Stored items

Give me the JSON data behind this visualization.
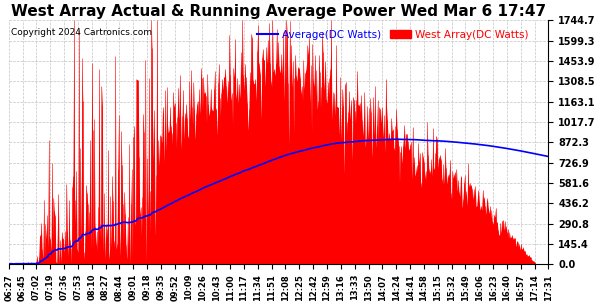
{
  "title": "West Array Actual & Running Average Power Wed Mar 6 17:47",
  "copyright": "Copyright 2024 Cartronics.com",
  "legend_avg": "Average(DC Watts)",
  "legend_west": "West Array(DC Watts)",
  "legend_avg_color": "blue",
  "legend_west_color": "red",
  "ylabel_right_values": [
    0.0,
    145.4,
    290.8,
    436.2,
    581.6,
    726.9,
    872.3,
    1017.7,
    1163.1,
    1308.5,
    1453.9,
    1599.3,
    1744.7
  ],
  "ylim": [
    0,
    1744.7
  ],
  "background_color": "#ffffff",
  "plot_bg_color": "#ffffff",
  "grid_color": "#aaaaaa",
  "fill_color": "red",
  "avg_line_color": "blue",
  "title_fontsize": 11,
  "tick_labels": [
    "06:27",
    "06:45",
    "07:02",
    "07:19",
    "07:36",
    "07:53",
    "08:10",
    "08:27",
    "08:44",
    "09:01",
    "09:18",
    "09:35",
    "09:52",
    "10:09",
    "10:26",
    "10:43",
    "11:00",
    "11:17",
    "11:34",
    "11:51",
    "12:08",
    "12:25",
    "12:42",
    "12:59",
    "13:16",
    "13:33",
    "13:50",
    "14:07",
    "14:24",
    "14:41",
    "14:58",
    "15:15",
    "15:32",
    "15:49",
    "16:06",
    "16:23",
    "16:40",
    "16:57",
    "17:14",
    "17:31"
  ]
}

§ Problem to solve:
Identify each line in the records above that contains the word "Array", and copy it out in full.

§ Answer to this task:
  "title": "West Array Actual & Running Average Power Wed Mar 6 17:47",
  "legend_west": "West Array(DC Watts)",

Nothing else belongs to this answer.